> **GIVEN INSTRUCTION**
Pick out the lines in the listing below that contain the word "title" and copy them.

_ _ _ _

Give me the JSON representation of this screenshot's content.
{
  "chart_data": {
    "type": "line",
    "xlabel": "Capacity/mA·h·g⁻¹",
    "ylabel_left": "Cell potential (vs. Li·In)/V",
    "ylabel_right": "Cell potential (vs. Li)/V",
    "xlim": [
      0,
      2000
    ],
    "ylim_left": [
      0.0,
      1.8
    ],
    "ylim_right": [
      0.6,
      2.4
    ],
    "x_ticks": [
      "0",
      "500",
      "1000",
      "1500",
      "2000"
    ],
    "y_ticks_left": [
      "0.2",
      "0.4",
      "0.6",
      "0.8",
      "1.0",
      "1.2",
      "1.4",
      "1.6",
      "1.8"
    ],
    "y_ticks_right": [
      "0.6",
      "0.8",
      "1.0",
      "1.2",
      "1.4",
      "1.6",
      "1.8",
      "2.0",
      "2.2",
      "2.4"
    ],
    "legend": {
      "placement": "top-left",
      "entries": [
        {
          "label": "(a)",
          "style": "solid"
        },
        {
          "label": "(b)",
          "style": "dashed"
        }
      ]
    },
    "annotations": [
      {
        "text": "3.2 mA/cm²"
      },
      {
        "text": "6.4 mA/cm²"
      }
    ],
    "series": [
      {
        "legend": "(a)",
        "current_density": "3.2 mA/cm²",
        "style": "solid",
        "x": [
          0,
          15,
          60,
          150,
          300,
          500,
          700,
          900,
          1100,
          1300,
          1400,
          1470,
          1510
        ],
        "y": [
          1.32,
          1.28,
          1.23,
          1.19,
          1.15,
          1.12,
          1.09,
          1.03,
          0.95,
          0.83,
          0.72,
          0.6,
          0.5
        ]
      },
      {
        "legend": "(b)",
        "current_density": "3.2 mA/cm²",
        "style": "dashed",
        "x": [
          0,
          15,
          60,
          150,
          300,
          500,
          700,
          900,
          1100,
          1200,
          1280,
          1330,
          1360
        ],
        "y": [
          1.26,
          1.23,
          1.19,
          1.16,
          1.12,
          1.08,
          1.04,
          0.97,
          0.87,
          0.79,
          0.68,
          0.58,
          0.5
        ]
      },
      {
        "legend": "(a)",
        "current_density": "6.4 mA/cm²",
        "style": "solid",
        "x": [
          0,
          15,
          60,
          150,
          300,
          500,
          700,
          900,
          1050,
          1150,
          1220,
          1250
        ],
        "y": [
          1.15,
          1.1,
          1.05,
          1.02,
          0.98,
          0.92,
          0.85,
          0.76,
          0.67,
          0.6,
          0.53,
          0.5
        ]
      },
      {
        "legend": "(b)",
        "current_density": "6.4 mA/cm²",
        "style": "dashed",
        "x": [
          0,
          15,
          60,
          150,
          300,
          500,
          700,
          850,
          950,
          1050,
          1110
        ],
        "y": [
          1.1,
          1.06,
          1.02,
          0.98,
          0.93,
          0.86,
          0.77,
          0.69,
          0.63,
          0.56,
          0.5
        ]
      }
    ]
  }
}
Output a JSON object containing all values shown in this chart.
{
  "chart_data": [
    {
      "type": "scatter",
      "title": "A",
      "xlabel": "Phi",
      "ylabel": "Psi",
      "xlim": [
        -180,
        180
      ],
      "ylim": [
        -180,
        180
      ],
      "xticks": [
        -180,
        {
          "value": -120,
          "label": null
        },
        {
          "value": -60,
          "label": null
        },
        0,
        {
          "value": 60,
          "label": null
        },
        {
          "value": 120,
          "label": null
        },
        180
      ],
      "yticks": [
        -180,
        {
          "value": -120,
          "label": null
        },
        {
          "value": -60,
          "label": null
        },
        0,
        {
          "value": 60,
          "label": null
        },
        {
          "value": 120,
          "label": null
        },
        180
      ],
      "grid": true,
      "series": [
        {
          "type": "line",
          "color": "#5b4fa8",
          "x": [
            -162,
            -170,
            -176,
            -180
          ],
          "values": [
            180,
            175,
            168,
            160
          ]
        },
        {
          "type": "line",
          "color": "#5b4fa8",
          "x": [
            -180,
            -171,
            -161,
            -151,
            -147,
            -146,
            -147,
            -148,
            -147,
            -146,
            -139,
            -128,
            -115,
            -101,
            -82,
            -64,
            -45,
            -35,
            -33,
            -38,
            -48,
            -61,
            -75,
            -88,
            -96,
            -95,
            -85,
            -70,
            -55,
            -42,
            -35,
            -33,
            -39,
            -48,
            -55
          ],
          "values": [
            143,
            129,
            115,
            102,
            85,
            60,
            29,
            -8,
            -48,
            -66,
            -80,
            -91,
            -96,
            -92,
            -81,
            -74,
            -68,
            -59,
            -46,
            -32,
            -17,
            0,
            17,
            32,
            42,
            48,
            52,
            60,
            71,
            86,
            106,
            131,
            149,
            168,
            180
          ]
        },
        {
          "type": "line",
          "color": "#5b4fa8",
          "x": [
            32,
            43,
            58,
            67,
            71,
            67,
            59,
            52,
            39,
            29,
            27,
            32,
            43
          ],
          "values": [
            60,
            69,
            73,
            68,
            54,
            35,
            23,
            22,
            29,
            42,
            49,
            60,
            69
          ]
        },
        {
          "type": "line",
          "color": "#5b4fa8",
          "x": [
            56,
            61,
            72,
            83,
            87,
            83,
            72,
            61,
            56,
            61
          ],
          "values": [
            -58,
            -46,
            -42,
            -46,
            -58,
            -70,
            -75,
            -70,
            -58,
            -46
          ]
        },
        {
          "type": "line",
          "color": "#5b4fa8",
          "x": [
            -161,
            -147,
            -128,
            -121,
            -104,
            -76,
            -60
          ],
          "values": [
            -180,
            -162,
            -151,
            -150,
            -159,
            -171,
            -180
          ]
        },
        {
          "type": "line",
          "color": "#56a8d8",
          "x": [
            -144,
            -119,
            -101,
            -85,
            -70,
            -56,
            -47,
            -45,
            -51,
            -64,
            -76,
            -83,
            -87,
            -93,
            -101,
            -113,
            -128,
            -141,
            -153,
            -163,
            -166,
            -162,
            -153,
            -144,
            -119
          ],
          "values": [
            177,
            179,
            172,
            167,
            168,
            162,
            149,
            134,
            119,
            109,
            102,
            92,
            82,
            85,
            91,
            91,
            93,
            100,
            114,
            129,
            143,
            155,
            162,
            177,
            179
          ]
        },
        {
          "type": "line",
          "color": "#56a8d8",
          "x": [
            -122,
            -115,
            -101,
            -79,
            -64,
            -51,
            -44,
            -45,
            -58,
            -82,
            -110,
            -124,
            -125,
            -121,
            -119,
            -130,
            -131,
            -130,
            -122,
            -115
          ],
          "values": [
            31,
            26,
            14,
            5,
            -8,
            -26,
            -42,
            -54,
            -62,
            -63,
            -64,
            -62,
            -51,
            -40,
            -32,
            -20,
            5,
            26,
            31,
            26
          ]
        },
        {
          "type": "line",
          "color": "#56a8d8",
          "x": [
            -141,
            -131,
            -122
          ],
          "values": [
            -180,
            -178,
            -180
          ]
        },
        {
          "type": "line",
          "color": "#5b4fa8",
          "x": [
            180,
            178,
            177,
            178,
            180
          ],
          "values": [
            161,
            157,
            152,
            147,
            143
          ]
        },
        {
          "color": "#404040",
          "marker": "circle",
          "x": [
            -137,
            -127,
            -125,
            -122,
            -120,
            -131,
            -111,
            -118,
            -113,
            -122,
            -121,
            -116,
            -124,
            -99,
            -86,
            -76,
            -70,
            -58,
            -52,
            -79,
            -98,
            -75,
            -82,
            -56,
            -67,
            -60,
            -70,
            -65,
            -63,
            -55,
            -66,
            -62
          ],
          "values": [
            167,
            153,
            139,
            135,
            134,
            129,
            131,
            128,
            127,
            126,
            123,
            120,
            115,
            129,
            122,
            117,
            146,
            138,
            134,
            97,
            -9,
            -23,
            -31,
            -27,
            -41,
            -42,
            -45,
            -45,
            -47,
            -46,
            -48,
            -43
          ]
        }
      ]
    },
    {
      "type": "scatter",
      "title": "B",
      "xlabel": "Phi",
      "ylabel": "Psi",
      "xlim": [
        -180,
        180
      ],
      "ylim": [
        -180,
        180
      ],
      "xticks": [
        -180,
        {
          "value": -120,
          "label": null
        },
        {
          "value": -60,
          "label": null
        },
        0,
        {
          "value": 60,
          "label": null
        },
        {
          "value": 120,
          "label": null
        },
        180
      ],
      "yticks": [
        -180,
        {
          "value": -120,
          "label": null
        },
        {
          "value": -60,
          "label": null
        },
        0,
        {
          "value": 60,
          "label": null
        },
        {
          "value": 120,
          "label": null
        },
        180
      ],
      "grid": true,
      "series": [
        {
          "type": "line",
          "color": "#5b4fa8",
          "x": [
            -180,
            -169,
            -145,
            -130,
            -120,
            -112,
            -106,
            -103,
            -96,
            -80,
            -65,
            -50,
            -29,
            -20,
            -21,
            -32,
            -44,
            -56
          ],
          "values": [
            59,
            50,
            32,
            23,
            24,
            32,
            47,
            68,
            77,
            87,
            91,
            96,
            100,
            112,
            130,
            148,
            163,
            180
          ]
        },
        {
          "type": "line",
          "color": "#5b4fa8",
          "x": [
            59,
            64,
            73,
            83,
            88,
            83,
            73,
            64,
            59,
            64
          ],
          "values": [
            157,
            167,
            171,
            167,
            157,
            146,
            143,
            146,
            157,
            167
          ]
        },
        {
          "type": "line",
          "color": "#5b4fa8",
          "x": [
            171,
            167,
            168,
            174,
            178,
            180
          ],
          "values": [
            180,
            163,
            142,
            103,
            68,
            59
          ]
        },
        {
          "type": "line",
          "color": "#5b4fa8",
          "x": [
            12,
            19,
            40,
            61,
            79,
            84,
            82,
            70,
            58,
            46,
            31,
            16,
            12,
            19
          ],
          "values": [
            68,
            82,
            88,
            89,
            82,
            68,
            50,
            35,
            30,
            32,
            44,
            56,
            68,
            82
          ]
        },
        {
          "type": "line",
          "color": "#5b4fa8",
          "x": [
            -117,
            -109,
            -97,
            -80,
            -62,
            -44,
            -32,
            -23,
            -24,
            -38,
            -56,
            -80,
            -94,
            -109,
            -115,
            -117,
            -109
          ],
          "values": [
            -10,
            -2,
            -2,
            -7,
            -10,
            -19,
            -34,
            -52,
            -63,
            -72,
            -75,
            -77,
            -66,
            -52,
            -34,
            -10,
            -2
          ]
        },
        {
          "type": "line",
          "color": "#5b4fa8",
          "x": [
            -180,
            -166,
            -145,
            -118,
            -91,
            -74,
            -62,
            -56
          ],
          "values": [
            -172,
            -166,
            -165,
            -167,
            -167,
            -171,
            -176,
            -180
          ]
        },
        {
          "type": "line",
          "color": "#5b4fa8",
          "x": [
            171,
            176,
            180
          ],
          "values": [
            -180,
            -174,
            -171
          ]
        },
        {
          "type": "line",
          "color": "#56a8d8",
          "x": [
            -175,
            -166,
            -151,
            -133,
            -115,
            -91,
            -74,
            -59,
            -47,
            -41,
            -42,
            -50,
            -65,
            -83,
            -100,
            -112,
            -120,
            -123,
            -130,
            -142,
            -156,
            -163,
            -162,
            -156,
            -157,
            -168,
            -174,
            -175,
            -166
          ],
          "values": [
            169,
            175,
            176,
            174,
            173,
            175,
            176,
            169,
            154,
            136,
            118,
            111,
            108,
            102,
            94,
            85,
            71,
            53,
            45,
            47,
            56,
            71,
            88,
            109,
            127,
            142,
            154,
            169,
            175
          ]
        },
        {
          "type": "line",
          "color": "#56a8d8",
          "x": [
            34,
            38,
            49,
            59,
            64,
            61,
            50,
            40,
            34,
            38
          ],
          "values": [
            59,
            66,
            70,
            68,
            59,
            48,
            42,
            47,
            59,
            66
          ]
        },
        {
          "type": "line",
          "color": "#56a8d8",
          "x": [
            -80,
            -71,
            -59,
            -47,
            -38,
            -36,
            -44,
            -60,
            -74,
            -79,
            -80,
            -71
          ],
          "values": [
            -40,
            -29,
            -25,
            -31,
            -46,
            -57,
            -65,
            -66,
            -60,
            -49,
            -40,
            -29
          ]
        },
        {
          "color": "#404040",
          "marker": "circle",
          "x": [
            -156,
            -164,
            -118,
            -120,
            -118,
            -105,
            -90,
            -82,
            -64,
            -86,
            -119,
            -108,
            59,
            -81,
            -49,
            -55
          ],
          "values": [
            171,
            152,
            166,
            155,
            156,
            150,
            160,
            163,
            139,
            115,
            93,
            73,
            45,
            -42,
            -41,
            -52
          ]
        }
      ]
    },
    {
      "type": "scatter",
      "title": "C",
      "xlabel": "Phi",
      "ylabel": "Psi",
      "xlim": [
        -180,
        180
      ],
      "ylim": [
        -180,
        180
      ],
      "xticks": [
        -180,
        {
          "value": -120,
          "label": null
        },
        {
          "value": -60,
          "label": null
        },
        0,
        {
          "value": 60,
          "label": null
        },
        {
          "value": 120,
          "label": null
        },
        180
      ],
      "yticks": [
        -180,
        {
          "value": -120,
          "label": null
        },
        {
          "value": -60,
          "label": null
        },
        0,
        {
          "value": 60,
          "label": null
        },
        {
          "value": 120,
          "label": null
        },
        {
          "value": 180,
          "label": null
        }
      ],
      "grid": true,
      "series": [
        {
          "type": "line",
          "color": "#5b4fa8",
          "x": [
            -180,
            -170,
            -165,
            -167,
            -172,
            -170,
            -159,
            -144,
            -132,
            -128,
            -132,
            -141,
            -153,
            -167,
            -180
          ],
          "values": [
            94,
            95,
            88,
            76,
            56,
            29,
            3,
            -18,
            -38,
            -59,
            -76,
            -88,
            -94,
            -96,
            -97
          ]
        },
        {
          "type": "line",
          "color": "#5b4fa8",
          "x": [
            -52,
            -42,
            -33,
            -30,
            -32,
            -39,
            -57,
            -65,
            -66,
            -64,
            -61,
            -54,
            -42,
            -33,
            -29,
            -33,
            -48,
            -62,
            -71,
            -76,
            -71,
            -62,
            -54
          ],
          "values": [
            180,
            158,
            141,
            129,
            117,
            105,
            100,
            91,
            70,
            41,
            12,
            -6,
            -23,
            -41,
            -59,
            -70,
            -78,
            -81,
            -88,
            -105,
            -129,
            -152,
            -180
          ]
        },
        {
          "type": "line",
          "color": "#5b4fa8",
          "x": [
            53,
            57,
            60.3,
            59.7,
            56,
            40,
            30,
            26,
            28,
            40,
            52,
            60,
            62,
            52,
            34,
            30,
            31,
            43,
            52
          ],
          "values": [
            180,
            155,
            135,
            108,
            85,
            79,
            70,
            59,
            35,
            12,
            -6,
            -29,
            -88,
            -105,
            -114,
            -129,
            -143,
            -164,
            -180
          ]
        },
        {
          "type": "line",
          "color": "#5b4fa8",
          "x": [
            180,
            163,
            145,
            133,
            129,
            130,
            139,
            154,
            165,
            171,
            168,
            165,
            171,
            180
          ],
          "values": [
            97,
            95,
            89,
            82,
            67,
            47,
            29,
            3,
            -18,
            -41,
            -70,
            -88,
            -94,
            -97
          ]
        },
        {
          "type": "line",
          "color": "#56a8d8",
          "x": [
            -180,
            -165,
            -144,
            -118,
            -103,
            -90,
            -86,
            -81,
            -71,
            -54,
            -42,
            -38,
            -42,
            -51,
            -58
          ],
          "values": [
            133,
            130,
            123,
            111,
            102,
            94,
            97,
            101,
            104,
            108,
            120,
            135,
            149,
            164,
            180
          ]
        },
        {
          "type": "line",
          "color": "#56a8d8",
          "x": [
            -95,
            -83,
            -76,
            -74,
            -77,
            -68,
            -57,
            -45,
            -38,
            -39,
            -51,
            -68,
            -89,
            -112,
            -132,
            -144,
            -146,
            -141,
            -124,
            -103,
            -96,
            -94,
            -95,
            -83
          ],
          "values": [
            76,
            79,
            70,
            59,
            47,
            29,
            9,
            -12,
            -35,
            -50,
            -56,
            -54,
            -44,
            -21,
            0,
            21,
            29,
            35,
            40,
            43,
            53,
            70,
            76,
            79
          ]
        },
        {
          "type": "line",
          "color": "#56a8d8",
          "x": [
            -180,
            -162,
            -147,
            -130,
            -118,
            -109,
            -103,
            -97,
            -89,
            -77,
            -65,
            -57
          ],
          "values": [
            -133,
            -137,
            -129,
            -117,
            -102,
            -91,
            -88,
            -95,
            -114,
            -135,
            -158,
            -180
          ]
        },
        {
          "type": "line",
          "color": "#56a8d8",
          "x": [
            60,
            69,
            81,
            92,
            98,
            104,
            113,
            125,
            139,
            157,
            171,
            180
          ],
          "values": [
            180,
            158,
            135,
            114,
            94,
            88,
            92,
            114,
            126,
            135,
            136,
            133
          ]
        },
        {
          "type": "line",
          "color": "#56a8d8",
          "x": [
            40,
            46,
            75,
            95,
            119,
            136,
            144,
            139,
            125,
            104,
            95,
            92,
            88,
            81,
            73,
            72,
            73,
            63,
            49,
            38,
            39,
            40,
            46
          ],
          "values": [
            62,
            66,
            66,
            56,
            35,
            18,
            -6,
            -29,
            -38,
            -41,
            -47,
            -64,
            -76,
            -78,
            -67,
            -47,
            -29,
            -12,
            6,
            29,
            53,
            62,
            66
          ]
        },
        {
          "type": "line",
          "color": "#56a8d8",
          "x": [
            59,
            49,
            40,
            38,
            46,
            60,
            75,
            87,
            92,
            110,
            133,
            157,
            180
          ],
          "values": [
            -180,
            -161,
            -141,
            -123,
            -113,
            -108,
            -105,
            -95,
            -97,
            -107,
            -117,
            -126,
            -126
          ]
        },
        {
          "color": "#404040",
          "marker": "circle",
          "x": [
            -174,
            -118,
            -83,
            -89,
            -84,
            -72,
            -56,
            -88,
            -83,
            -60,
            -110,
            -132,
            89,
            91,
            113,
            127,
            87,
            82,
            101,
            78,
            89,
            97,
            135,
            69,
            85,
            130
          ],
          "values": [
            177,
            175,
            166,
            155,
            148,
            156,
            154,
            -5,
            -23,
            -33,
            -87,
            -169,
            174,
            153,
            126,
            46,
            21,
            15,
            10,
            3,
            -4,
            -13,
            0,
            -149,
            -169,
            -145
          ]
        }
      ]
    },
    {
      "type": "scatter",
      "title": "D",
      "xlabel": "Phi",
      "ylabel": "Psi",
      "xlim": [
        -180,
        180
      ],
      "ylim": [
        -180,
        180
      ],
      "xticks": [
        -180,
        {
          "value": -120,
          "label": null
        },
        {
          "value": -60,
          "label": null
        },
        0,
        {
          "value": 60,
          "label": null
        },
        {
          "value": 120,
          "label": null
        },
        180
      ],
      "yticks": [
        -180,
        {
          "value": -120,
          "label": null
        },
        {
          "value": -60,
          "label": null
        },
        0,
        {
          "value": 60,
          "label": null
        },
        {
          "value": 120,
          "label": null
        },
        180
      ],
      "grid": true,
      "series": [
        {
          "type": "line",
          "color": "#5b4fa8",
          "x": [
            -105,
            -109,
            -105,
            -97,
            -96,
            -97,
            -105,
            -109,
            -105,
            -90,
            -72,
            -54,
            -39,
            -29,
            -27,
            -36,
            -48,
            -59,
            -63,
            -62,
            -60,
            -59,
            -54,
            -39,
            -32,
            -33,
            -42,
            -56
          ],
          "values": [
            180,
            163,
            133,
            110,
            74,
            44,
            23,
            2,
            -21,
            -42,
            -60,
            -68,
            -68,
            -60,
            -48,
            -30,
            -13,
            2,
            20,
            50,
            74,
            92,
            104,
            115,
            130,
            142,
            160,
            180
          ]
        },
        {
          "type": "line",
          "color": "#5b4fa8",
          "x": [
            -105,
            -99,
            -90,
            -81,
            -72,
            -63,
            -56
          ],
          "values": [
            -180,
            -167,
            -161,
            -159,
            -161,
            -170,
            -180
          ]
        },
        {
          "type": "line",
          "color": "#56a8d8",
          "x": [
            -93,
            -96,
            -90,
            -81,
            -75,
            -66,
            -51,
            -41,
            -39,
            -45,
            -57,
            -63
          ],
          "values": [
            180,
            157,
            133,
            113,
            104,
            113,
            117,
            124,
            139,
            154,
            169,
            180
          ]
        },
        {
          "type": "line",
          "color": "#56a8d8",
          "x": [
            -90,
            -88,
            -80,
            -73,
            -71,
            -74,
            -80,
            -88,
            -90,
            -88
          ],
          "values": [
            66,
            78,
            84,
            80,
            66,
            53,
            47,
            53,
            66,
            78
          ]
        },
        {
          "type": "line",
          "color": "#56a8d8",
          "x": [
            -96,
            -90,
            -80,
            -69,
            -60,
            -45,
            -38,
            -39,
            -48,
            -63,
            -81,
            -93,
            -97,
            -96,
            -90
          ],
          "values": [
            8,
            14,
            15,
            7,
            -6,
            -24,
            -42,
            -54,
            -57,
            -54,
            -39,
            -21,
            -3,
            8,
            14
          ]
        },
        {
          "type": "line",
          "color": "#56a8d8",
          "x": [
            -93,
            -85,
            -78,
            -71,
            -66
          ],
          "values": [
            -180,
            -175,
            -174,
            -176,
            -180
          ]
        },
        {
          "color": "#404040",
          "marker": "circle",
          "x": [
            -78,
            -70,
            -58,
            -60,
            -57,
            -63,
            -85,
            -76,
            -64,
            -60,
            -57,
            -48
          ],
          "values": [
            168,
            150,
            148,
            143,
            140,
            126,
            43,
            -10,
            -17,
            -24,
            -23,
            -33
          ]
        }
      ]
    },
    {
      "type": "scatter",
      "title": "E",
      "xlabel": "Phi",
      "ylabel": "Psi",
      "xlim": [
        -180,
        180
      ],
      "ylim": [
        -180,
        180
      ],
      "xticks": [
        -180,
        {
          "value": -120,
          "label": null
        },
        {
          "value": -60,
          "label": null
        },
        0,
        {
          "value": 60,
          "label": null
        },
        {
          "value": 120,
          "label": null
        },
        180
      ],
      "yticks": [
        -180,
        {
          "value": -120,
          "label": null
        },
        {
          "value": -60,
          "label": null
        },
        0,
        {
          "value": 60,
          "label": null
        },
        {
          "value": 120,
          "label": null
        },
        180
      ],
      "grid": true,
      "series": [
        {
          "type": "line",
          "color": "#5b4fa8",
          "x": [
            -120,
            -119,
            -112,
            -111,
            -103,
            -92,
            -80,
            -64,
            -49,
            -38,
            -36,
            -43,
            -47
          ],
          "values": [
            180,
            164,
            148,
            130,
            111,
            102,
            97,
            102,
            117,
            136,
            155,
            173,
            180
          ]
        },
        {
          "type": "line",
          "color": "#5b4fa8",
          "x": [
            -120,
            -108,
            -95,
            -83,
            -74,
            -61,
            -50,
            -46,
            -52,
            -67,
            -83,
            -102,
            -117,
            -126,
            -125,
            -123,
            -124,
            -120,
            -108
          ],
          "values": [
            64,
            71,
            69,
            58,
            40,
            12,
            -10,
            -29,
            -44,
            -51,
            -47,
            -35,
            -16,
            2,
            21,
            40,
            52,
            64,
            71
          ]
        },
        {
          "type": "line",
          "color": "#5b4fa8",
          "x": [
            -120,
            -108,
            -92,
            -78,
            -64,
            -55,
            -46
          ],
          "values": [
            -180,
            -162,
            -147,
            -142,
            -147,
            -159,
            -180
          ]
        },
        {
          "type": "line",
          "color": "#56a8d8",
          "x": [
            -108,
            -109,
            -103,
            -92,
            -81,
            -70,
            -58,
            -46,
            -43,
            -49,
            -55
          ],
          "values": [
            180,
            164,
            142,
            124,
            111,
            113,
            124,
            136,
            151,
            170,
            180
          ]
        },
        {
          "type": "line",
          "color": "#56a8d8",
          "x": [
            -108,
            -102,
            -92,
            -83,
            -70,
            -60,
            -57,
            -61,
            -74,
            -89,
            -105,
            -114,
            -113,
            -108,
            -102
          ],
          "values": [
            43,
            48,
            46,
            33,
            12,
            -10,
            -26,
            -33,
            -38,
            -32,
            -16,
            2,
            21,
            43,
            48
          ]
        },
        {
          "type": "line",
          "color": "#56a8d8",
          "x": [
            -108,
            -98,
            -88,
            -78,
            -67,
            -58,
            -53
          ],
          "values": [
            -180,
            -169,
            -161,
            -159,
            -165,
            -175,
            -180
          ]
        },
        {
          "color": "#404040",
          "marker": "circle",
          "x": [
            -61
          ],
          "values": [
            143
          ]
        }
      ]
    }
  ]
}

_ _ _ _

> **TASK RESULT**
      "title": "A",
      "title": "B",
      "title": "C",
      "title": "D",
      "title": "E",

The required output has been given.